> [Aim of the task] Scan the entries below for the word "award". Copy each line that has it.

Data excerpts
········
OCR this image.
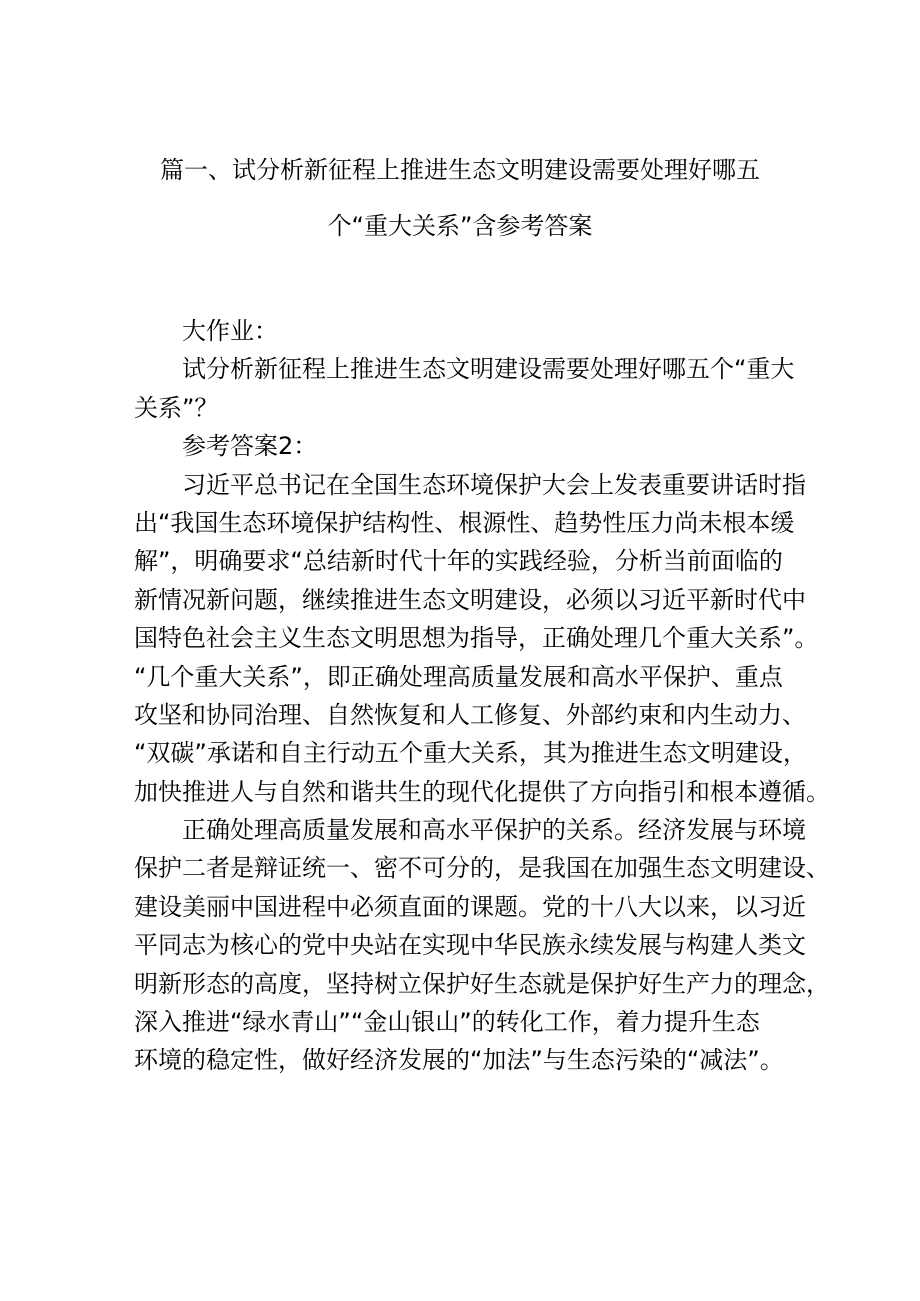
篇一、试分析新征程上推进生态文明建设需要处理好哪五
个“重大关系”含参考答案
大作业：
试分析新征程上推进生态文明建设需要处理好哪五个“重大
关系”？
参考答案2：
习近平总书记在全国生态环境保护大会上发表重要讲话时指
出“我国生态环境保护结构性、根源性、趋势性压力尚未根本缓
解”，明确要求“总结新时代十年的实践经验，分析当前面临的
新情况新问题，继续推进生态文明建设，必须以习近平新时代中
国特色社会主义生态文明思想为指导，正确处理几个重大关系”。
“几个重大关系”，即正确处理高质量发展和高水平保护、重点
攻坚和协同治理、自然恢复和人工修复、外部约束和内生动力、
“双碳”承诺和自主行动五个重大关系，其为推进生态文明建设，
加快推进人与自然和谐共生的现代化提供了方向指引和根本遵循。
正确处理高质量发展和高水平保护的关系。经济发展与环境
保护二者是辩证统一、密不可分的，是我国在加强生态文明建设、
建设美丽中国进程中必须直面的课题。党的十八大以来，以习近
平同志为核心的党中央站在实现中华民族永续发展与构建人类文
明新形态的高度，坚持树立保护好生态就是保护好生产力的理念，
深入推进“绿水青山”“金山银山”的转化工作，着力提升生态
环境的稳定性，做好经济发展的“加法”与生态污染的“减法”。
········
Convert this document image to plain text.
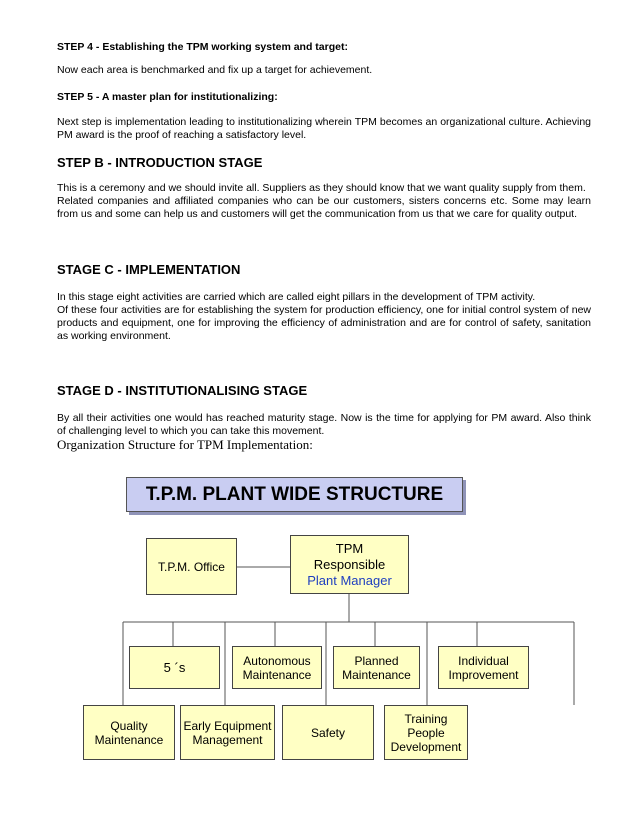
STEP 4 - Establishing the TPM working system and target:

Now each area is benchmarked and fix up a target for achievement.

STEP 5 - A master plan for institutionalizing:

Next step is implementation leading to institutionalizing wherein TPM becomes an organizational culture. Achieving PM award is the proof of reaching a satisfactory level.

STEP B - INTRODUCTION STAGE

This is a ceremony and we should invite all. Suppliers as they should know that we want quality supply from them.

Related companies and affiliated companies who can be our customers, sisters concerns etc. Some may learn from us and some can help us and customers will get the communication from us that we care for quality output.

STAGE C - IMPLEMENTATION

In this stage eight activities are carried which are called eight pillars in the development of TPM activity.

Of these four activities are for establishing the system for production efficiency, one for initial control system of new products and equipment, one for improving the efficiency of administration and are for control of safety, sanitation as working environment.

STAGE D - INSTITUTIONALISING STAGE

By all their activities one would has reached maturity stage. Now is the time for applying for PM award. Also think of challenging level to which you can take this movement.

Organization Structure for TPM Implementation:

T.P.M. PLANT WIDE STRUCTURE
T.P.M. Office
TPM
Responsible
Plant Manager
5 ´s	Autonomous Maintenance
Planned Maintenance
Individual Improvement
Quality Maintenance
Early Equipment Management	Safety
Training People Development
········
> [Full output]
Next step is implementation leading to institutionalizing wherein TPM becomes an organizational culture. Achieving PM award is the proof of reaching a satisfactory level.
By all their activities one would has reached maturity stage. Now is the time for applying for PM award. Also think of challenging level to which you can take this movement.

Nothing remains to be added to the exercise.